▶ [À faire]:
Dans l'extrait fourni, relevez toutes les difficultés que le paragraphe commençant par « Selon les riziculteurs » signale chez les riziculteurs une fois regroupés.

Tout cela nous a souvent transformé en sauves-souris en urinant sur nous même. Le
résultat final est que la jeunesse s’en va.
Du
côté de nos Etats, le manque de politique agricole autonome adapté à été la limite. Cela a fait
que certains ONG qui étaient des relais de la colonisation où de certains
capitalistes n’ont pas permis l’accompagnement des coopératives dans cette
autonomisation. Bien sûr qu’il y avait des ONG de bonne fois qui se heurtaient
à ces difficultés. A ce niveau le résultat final est que beaucoup d’argent
a été dépensé au nom du milieu rural alors que les ruraux demeurent les plus pauvres
et les plus affamés de nos jours.
Selon
les riziculteurs, l’initiative de leur regroupement est née suite à une grave inondation.
Comme toute la zone était sinistrée, ils se sont dit pourquoi ne pas se regrouper
pour se faire entendre. Dès lors ils
recevaient de la semence mais qui n’était pas souvent de bonne qualité. Cette
situation les a amenés à développer leur
autonomie dans la semence. Ils ont donc commencé par sélectionner parmi eux des
producteurs afin de produire la semence
de base de qualité adaptée à leurs préoccupations. Cette semence de base
produite par ces producteurs semenciers est redistribuée à moindre coût aux
autres membres de la coopérative. Ils reçoivent également de l’Etat de
l’engrais subventionné dont la quantité est insuffisante par rapport à leurs
besoins. Mais ils ont des problèmes pour la commercialisation de ce riz malgré le fait que les sénégalais sont de
grands consommateurs de riz.
Comme
plusieurs coopératives de base étaient
invitées, chaque coopérative à identifier à quel niveau elle est par rapport
aux quatre niveaux d’organisation. Avec les questions que nous les posions, les
représentants de ces coopératives sont arrivés à se rendre compte que certains problèmes
dus au nom respect ou au non adaptation de certaines de leurs règles de
fonctionnement les guettaient. Ils étaient également conscients qu’une coopérative
qui a grandit peut tomber. Pour cela, ils sont entrain de se restructurer pour
la production et la commercialisation du riz verticalement (du sommet à la base)
en se basant sur les membres de la structure qu’ils avaient mise en place lors
de l’inondation.

▶ [Liste]:

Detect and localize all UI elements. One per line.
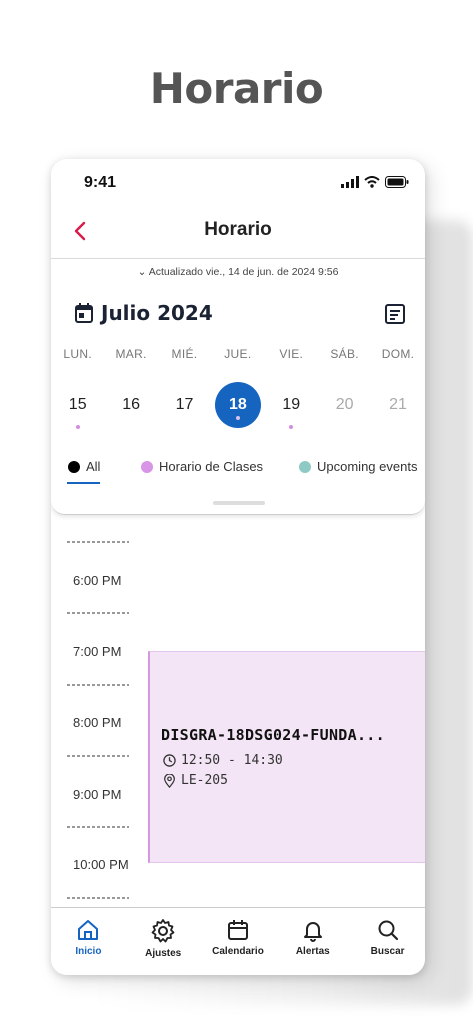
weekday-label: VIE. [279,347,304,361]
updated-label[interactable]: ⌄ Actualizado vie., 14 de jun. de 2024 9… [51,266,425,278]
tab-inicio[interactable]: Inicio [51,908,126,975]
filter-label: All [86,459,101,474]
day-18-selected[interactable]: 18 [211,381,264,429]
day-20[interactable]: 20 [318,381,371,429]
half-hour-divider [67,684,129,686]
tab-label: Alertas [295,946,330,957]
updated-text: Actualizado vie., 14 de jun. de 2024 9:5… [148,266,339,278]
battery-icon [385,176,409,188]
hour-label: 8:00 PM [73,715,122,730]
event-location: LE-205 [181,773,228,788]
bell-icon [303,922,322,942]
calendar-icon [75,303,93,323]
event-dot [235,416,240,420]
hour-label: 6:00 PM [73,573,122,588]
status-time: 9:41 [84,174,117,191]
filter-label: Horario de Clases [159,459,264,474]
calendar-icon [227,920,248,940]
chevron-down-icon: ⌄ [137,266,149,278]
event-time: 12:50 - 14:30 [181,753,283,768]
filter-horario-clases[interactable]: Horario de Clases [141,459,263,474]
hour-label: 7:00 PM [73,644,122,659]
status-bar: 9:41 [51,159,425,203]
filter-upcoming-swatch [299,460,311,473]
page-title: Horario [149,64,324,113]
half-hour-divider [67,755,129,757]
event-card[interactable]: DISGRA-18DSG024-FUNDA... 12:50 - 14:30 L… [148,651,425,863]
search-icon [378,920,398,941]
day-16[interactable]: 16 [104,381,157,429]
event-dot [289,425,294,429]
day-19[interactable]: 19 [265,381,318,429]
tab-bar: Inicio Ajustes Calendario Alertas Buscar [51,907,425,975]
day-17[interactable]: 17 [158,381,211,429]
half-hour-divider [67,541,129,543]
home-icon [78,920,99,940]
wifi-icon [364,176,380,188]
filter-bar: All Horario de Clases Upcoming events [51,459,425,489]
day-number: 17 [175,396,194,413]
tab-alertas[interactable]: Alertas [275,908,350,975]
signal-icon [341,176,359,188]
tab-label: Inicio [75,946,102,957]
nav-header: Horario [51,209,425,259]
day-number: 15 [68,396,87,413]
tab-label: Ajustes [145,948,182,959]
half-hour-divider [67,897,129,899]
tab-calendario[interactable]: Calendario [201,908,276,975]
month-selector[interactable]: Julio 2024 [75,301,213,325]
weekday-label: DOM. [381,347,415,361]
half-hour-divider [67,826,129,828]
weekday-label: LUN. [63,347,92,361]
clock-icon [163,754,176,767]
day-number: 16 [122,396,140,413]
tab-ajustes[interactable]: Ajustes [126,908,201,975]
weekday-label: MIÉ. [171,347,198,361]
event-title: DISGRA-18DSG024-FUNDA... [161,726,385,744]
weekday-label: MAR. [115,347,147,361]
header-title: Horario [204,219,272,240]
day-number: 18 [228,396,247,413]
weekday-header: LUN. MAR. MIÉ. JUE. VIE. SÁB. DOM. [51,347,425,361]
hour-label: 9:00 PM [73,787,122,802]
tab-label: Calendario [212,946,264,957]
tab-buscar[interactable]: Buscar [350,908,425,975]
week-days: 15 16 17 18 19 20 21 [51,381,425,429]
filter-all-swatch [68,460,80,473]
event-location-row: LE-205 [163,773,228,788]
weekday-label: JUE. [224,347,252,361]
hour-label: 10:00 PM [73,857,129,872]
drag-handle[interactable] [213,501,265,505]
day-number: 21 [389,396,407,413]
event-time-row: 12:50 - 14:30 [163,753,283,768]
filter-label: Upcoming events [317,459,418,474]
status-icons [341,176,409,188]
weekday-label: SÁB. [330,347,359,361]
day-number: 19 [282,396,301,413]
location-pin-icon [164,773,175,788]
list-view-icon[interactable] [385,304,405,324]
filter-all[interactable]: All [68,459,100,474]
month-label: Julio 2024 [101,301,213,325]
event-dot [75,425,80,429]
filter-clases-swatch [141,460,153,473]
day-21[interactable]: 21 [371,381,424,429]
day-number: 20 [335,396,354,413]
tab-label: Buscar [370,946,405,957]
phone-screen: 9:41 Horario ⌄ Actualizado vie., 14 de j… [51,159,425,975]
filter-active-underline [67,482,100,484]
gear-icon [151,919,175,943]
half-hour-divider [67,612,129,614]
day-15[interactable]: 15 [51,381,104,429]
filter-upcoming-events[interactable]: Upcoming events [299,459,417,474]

...

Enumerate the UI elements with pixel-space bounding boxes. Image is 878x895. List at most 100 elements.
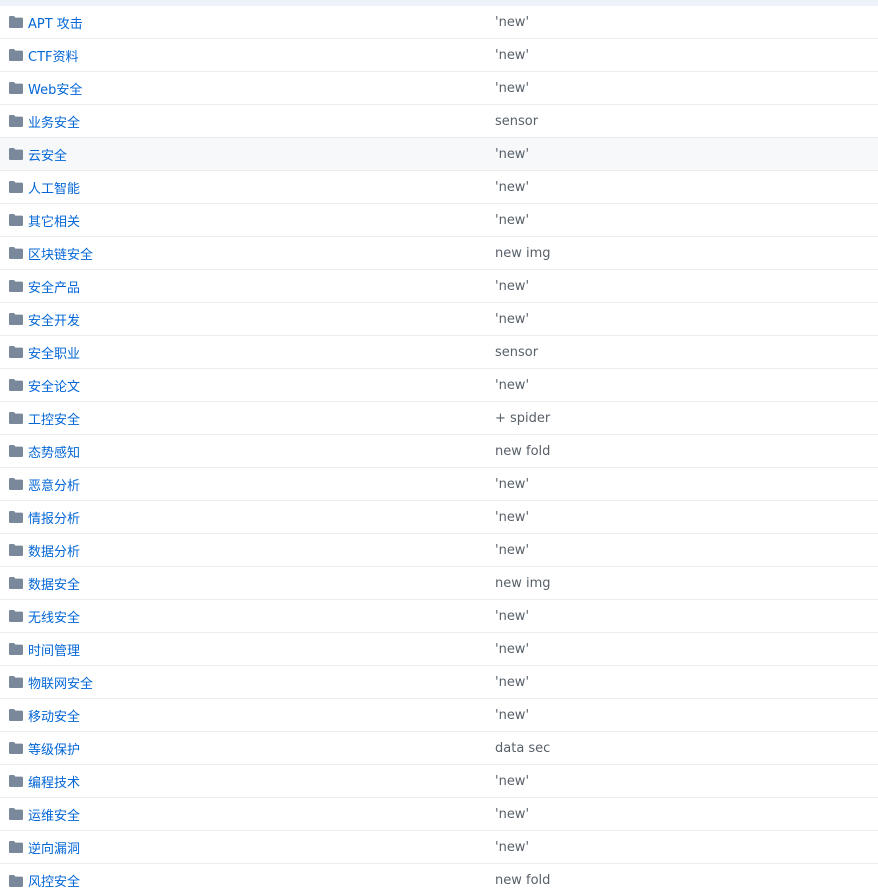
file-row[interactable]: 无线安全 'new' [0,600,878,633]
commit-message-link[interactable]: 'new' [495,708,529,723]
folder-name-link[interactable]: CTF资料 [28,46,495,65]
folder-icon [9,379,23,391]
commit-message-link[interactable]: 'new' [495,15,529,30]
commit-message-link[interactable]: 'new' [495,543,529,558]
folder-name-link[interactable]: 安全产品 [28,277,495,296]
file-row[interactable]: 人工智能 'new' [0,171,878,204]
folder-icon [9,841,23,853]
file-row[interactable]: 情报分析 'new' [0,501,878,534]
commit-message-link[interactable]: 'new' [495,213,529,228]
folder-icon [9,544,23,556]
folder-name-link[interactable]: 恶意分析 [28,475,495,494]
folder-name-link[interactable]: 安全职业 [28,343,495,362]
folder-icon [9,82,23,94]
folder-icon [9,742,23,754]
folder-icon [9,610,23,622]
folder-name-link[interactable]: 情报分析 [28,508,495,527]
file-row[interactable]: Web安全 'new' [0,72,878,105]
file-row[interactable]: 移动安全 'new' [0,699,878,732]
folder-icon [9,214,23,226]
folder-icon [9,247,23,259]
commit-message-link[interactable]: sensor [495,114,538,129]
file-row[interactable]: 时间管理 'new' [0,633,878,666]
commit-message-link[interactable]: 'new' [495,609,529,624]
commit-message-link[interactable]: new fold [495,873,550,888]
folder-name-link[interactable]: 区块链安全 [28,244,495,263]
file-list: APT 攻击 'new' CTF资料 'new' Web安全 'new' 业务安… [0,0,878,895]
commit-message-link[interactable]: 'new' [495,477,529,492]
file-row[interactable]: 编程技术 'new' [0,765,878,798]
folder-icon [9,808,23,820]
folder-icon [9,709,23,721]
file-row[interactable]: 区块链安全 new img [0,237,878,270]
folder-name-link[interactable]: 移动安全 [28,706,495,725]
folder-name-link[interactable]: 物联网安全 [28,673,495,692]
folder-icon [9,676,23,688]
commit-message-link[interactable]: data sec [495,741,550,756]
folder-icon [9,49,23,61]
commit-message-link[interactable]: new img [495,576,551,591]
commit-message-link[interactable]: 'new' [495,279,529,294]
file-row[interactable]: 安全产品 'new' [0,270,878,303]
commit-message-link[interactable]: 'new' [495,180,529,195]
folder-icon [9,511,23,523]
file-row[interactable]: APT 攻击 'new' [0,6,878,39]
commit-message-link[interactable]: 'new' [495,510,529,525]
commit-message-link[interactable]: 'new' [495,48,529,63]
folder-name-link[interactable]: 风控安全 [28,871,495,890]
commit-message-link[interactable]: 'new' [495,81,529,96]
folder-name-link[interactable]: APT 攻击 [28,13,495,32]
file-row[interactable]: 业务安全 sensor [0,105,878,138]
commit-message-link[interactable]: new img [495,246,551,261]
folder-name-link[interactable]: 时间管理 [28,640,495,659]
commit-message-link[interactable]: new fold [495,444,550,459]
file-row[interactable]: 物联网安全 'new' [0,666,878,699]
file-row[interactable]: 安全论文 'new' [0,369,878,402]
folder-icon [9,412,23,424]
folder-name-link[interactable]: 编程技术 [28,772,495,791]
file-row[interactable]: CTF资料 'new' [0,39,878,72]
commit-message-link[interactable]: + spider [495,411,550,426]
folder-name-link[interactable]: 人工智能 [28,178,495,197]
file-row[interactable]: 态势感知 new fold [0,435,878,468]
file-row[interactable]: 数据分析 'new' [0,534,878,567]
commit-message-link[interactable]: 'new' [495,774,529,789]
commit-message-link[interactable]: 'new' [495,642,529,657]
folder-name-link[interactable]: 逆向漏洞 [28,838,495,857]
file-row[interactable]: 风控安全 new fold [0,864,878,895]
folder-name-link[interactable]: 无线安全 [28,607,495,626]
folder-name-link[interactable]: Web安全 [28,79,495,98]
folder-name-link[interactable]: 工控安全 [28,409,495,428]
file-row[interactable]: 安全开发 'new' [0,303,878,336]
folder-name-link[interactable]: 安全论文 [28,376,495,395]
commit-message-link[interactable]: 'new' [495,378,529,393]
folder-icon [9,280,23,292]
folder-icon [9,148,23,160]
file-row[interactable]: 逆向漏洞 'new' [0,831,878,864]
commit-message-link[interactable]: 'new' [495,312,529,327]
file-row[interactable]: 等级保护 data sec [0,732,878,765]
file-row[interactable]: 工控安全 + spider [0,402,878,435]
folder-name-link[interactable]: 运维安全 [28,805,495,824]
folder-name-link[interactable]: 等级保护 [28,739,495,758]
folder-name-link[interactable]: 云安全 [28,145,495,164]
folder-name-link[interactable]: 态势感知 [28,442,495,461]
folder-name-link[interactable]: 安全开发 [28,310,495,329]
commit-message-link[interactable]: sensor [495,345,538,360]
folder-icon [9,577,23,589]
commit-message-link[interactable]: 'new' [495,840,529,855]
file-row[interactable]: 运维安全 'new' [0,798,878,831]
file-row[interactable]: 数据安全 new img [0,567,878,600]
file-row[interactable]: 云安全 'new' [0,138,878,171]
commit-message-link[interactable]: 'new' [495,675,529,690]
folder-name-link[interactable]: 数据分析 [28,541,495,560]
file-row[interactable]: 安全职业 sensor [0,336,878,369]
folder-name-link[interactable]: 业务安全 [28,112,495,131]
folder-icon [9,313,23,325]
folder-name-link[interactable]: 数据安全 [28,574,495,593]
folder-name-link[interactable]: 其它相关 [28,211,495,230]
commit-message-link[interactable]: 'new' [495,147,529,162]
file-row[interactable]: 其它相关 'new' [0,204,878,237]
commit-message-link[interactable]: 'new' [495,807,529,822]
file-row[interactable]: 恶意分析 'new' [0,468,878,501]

▶ [Réponse attendue]:
- La semence reçue n'était pas souvent de bonne qualité.
- L'engrais subventionné reçu de l'État est en quantité insuffisante par rapport à leurs besoins.
- Ils ont des problèmes pour la commercialisation de leur riz.